Request:
From the entries below, copy out every line with "paipartith" in it.

Data for processing:
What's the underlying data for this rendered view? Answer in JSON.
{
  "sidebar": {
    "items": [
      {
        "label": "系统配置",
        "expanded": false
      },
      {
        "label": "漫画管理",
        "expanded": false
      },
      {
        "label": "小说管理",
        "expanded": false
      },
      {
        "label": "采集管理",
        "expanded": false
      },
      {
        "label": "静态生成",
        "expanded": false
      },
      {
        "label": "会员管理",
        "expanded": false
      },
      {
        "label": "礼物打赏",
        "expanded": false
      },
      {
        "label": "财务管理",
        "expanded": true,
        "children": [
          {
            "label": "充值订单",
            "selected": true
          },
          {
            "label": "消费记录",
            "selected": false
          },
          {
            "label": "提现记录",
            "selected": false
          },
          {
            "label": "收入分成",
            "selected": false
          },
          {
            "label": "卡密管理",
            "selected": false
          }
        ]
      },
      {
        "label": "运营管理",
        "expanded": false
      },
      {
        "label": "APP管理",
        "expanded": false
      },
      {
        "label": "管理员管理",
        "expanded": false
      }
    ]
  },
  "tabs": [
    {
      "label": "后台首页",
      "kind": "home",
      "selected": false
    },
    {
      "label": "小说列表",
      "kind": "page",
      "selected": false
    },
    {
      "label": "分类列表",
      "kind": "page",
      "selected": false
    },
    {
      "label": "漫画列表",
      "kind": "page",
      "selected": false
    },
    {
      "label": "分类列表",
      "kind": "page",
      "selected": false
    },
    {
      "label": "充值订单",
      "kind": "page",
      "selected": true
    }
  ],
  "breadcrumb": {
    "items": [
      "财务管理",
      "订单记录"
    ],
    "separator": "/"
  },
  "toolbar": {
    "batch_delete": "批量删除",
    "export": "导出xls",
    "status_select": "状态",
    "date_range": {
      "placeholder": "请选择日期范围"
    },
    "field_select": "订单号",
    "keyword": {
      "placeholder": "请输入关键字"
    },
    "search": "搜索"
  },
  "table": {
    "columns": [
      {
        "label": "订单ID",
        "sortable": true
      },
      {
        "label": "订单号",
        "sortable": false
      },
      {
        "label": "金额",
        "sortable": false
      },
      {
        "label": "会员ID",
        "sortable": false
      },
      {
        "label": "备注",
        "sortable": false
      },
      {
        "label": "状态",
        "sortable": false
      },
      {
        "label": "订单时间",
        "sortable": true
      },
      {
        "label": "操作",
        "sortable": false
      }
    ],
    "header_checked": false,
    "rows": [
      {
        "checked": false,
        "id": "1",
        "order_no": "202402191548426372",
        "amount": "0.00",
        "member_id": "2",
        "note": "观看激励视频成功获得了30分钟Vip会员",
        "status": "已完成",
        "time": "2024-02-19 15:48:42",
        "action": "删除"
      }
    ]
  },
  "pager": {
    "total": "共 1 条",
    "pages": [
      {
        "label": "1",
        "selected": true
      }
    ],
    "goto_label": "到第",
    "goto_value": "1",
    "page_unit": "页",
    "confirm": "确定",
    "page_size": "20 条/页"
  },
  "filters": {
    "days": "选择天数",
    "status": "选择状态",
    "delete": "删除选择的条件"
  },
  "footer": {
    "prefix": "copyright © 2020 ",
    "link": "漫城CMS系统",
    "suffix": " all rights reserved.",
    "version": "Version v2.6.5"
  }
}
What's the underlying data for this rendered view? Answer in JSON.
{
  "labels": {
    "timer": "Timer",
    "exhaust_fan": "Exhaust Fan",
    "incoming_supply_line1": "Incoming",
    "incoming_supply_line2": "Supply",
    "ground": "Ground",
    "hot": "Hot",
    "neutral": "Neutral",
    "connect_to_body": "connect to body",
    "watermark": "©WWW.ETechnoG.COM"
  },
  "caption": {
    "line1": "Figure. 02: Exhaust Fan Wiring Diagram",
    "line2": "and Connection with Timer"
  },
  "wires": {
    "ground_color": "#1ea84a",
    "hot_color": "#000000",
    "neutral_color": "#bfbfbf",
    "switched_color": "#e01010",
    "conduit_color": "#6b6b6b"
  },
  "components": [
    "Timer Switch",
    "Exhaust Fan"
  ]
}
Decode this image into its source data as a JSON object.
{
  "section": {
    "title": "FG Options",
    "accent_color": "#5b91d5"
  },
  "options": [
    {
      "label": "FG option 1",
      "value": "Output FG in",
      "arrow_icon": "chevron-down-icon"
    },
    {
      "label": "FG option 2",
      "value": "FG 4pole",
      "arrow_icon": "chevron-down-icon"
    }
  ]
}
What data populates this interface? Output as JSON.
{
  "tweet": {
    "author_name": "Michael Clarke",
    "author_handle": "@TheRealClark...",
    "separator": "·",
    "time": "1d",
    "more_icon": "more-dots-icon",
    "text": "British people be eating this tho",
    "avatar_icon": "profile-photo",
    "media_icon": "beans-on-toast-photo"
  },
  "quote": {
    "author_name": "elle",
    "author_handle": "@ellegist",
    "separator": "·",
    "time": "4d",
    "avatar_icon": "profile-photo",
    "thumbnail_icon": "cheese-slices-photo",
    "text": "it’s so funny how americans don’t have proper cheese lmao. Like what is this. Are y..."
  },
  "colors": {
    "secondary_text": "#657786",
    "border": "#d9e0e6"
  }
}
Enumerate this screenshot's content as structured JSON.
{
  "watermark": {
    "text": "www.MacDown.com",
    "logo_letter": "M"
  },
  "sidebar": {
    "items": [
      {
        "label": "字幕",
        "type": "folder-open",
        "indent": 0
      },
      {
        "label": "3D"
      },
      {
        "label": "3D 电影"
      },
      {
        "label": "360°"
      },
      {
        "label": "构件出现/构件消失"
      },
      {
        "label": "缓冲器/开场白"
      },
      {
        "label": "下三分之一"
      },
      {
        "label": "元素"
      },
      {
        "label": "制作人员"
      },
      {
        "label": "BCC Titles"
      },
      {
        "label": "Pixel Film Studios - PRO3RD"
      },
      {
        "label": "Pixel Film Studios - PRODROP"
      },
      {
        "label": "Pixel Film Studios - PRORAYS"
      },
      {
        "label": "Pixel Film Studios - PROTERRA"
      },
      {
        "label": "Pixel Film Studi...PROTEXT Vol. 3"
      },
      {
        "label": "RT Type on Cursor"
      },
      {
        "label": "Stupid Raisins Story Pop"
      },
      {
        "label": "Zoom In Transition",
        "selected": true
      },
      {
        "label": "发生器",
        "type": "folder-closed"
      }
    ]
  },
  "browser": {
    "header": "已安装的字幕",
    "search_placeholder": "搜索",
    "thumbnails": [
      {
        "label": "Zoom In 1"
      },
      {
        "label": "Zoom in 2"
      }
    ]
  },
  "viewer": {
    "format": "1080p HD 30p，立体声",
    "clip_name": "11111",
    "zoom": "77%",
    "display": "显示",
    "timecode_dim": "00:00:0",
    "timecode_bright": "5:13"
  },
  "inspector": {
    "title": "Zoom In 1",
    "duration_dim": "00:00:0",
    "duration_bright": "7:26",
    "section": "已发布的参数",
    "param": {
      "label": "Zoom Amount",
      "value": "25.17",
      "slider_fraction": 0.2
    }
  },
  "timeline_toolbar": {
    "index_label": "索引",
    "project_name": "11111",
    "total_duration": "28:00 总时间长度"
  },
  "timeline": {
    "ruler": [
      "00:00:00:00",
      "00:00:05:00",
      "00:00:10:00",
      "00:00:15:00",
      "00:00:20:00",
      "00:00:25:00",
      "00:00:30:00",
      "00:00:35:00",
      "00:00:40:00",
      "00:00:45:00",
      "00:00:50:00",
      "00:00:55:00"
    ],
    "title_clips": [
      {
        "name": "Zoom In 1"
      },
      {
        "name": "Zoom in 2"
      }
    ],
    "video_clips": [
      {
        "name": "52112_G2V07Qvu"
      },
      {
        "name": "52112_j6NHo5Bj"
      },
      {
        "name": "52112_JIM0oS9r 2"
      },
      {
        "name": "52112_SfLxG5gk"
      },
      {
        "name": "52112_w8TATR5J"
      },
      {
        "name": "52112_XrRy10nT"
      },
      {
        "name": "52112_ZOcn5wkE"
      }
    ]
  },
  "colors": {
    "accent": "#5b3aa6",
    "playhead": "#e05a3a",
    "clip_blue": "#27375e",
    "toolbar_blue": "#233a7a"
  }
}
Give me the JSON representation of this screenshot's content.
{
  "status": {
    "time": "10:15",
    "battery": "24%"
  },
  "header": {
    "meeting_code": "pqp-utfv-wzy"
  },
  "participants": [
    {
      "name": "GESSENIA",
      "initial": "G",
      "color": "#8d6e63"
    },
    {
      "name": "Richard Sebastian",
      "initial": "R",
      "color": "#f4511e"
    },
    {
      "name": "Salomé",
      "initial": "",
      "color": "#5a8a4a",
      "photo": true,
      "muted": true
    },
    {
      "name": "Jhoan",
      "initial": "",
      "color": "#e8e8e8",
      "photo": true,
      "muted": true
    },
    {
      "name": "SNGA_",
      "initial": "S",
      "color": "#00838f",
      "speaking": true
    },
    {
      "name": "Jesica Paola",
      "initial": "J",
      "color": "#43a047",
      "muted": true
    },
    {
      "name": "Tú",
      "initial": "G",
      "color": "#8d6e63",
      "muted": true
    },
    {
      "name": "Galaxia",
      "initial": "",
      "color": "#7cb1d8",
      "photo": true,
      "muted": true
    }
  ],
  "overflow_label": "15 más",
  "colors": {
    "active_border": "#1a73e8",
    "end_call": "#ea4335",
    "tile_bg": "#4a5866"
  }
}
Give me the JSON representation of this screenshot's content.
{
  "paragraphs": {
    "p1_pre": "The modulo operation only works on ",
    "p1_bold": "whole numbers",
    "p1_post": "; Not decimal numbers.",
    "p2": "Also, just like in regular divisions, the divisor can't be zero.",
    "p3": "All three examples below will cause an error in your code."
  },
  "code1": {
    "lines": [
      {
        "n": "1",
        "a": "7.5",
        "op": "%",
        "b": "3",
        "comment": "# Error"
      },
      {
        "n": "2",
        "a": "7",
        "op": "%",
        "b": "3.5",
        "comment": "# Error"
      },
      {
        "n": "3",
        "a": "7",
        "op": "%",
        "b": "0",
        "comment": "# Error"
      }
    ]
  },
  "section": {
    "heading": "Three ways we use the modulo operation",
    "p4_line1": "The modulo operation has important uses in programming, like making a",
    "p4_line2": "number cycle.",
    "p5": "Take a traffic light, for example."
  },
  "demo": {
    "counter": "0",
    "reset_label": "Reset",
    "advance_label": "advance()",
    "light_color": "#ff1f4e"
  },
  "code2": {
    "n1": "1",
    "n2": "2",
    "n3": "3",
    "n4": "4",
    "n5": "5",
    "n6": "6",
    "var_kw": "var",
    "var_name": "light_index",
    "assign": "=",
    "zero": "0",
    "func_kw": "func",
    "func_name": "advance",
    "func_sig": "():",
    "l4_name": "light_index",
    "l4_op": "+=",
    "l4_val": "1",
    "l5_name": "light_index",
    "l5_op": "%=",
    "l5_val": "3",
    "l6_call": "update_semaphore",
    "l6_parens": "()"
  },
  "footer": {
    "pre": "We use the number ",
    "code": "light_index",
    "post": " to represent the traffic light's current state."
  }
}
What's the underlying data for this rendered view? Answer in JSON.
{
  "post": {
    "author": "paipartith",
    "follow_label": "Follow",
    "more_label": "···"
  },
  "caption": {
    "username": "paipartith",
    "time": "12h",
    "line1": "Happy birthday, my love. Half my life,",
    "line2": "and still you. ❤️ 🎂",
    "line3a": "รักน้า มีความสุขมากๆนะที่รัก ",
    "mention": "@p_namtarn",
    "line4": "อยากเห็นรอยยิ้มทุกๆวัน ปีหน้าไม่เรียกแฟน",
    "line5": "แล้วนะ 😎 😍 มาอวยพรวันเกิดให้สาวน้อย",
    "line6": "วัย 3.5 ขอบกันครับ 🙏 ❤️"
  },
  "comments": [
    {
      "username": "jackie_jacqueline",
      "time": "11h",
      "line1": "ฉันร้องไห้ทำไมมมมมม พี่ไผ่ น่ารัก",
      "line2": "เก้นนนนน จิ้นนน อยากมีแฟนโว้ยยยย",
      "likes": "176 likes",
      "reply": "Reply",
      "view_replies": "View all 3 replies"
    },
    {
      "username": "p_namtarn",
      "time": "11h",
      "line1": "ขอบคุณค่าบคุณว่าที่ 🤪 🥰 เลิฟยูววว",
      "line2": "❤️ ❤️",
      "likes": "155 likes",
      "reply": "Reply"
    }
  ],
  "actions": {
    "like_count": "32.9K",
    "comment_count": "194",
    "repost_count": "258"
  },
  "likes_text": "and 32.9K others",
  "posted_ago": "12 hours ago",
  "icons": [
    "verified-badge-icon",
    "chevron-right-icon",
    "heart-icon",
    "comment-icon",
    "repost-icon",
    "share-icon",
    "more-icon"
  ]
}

Result:
    "author": "paipartith",
    "username": "paipartith",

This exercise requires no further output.